EXERCISE INPUT:

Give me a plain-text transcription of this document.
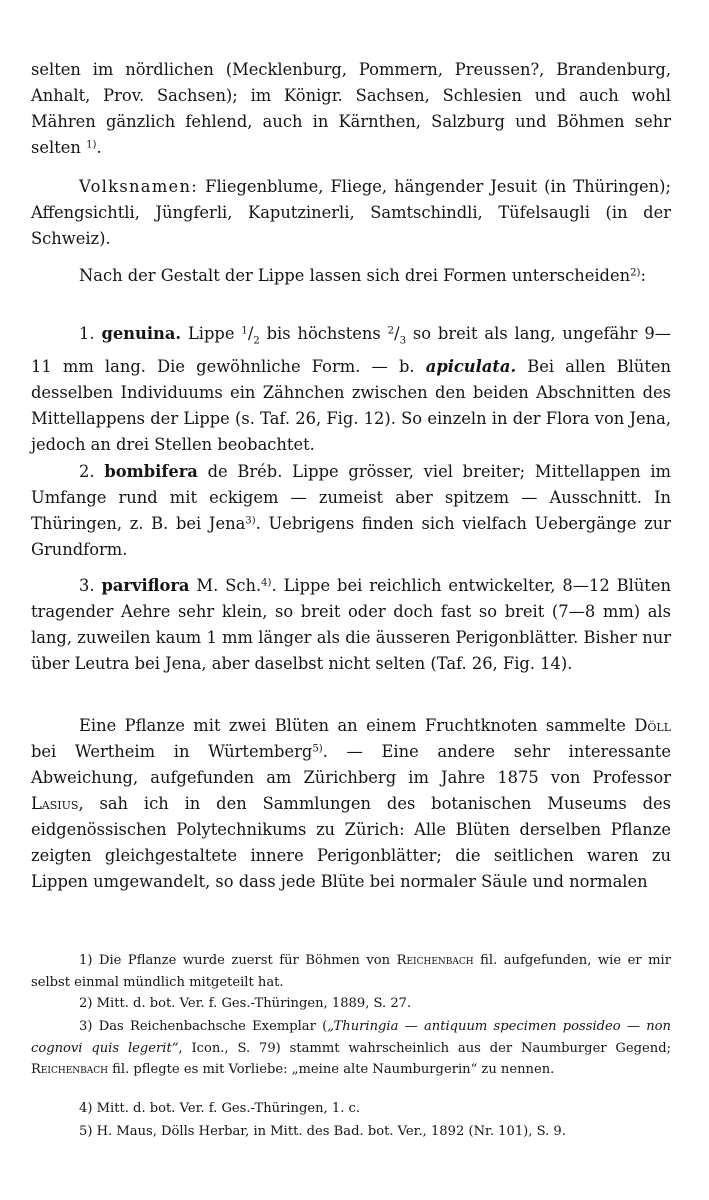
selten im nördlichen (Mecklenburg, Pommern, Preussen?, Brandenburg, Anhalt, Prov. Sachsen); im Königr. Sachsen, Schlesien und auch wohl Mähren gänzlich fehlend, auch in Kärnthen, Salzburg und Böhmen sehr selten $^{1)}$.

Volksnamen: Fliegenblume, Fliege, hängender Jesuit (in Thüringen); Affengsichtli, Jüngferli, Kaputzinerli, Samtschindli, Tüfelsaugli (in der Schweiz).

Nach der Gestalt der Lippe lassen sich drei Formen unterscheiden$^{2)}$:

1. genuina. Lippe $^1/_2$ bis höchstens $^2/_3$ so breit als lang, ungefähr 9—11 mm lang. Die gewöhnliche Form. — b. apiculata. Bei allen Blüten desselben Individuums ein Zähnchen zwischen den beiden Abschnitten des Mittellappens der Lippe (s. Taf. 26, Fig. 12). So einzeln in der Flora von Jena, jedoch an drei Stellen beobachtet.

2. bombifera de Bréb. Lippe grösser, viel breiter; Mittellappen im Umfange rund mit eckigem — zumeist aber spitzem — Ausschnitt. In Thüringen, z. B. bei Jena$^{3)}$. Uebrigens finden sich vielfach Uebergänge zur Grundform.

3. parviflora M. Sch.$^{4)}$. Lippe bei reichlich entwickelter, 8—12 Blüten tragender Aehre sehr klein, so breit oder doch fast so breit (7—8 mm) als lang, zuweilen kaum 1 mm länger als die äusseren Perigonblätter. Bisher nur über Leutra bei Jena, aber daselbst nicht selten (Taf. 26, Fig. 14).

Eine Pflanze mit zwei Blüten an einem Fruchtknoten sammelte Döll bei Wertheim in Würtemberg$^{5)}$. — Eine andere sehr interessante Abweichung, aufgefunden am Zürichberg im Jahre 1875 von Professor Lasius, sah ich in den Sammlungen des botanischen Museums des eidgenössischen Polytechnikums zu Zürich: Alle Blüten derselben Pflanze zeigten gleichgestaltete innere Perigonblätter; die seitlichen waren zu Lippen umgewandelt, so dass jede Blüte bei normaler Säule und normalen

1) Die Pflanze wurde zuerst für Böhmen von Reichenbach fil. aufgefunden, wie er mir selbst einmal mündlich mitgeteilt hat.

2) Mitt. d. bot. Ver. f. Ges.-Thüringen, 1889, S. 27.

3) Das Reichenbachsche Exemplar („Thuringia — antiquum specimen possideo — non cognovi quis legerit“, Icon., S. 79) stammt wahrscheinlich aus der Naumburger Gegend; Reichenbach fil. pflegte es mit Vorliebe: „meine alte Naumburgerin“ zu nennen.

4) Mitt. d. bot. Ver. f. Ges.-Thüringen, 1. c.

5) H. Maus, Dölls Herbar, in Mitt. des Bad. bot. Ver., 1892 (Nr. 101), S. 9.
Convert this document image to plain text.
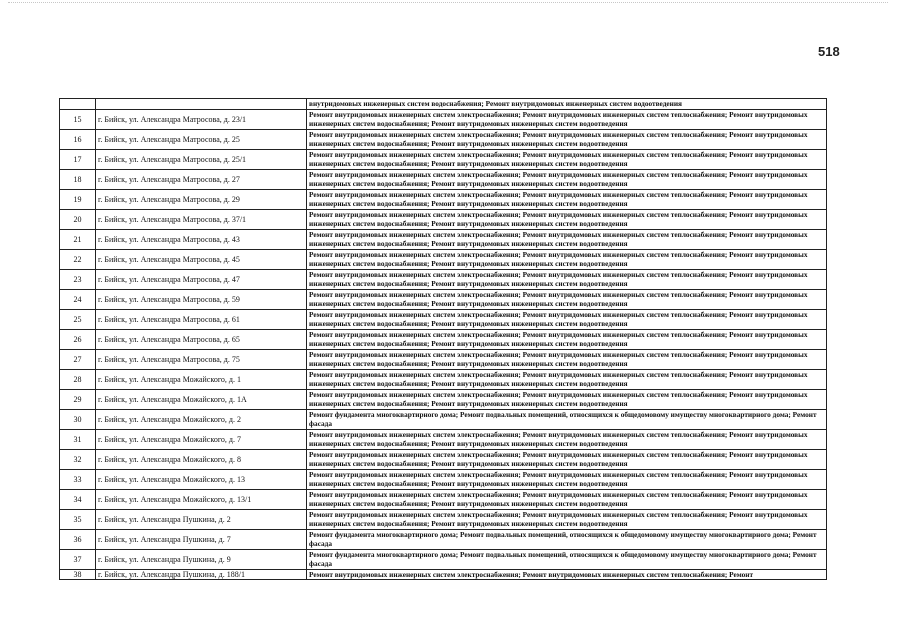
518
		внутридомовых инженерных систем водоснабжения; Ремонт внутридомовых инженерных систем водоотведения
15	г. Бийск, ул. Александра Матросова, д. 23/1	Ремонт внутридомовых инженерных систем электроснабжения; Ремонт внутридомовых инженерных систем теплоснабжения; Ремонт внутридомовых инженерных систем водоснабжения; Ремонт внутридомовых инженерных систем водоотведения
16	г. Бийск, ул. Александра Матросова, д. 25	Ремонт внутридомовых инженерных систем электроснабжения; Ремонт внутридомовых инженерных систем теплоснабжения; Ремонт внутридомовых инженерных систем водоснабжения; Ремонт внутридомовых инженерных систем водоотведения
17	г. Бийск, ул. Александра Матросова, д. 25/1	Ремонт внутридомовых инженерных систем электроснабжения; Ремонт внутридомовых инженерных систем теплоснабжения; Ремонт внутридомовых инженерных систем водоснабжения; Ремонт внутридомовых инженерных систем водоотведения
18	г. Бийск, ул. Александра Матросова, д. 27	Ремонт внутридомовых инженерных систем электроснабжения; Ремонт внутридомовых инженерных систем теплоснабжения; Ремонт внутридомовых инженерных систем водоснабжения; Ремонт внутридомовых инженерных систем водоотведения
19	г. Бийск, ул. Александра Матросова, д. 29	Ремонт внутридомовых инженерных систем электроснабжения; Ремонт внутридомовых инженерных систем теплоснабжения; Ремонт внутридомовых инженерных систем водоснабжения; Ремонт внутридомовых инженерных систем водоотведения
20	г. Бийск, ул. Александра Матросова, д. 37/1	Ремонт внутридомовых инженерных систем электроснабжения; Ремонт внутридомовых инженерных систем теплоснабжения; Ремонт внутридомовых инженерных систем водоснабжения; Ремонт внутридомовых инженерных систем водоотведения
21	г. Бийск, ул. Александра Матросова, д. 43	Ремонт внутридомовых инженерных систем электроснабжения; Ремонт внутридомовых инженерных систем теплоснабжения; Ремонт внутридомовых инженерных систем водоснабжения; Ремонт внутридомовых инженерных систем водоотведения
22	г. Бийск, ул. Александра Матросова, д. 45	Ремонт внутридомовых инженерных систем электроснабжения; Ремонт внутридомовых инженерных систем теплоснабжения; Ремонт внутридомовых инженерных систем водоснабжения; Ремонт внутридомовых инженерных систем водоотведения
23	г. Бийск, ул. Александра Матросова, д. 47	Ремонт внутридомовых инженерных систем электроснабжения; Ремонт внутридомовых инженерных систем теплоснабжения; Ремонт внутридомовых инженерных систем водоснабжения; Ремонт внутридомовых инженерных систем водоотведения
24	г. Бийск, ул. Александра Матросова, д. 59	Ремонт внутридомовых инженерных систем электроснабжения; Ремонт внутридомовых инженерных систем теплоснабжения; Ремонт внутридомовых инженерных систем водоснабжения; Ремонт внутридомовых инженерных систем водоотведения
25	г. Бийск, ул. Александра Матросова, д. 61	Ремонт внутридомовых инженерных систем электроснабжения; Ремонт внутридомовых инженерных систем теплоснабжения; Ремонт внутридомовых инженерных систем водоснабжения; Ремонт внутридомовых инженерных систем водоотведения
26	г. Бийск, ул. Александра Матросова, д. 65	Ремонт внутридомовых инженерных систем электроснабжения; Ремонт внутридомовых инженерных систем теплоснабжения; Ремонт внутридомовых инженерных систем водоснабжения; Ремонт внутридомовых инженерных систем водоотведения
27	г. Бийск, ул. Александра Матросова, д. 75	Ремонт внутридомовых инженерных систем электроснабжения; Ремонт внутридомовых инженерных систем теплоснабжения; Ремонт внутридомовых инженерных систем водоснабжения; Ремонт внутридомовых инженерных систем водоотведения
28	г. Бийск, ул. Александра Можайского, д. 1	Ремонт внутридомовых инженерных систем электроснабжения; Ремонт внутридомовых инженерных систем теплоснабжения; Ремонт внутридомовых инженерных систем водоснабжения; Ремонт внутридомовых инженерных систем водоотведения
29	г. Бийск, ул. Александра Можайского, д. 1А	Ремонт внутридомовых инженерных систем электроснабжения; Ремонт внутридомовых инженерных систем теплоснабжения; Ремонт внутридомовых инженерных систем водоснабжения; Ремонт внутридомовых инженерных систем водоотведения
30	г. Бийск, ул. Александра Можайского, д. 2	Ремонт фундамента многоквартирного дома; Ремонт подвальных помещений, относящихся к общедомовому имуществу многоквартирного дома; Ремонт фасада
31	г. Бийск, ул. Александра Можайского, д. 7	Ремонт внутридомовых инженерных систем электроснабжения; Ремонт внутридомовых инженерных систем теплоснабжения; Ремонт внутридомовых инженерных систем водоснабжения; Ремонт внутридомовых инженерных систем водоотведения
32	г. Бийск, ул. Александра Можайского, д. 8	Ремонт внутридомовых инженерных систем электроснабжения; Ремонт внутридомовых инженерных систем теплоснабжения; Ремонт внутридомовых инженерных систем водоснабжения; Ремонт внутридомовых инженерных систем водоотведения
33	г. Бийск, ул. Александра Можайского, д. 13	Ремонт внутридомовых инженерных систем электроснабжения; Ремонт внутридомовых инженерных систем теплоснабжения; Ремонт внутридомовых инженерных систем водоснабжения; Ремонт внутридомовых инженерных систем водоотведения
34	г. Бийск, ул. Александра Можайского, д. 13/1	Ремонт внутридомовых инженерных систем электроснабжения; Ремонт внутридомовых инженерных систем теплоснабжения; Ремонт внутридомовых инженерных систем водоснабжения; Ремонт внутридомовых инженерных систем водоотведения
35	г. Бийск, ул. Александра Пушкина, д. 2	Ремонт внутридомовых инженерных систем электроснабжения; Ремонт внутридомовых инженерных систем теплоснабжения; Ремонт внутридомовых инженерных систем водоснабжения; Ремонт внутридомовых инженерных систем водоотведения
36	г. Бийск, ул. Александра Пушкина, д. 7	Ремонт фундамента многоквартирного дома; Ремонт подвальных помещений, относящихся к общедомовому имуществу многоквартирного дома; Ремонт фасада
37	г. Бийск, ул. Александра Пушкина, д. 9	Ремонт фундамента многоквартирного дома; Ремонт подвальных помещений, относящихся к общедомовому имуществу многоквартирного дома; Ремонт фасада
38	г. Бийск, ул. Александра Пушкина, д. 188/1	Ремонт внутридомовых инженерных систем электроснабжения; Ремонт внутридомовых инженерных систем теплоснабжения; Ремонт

WORK TO DO: Check each line of the entries above for the word "this". List the ones that have it.

SOLUTION:
Give me a plain-text transcription of this document.
Convert this document image to plain text.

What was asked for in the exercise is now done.